#### [Record list]

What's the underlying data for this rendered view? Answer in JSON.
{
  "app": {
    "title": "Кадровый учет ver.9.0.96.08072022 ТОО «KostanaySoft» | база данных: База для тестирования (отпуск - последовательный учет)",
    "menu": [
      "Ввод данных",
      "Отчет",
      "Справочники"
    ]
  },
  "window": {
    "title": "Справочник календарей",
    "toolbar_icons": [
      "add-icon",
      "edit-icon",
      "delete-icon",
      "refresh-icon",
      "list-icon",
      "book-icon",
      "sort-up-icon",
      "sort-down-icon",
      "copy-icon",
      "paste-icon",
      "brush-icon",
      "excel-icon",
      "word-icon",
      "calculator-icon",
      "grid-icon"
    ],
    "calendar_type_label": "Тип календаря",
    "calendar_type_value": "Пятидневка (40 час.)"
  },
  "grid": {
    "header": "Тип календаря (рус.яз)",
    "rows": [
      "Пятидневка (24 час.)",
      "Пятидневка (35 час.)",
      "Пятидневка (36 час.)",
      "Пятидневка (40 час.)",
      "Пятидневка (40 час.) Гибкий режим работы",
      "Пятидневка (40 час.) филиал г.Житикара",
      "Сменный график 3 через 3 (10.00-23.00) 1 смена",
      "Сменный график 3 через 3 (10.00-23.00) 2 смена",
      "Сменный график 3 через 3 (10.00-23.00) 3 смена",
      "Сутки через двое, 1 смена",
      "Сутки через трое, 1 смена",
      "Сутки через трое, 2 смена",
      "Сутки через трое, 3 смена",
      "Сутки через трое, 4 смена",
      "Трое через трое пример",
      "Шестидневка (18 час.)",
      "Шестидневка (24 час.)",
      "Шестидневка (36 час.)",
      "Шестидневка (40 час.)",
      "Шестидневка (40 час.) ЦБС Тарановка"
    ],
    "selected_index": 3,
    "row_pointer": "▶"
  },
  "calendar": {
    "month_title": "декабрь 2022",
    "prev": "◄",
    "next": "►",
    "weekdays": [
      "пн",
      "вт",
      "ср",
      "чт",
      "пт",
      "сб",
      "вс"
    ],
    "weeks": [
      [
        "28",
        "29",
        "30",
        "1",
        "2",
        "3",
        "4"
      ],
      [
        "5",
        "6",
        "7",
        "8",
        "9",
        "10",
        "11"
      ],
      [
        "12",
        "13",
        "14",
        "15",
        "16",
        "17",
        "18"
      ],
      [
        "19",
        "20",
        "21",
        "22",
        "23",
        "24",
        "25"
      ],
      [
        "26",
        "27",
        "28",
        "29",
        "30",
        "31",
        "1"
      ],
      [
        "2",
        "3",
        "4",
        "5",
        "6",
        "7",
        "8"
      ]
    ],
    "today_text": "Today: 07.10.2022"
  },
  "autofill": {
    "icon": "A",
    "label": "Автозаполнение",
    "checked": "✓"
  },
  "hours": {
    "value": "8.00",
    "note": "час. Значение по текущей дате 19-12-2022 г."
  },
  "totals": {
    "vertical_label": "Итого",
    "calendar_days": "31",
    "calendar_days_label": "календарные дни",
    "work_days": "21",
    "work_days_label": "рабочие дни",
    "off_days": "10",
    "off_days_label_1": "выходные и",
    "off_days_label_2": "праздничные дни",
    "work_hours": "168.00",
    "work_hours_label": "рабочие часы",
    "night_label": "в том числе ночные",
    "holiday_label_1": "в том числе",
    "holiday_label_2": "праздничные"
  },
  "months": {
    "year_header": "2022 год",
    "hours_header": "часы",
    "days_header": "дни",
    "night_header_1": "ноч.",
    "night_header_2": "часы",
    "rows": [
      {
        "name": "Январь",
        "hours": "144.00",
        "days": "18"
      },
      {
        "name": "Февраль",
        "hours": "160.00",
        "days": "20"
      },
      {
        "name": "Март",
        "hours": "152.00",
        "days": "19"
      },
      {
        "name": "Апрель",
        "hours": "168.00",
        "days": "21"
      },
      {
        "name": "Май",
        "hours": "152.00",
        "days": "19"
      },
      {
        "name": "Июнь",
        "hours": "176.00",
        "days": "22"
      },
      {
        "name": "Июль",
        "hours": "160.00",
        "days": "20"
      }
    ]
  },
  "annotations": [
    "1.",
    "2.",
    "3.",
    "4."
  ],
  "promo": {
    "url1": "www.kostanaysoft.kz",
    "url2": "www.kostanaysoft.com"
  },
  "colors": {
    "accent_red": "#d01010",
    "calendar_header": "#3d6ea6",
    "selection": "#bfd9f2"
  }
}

#### [Given request]
Using the listing above, show each line holding the string "трое".

#### [Completed exercise]
      "Сутки через трое, 1 смена",
      "Сутки через трое, 2 смена",
      "Сутки через трое, 3 смена",
      "Сутки через трое, 4 смена",
      "Трое через трое пример",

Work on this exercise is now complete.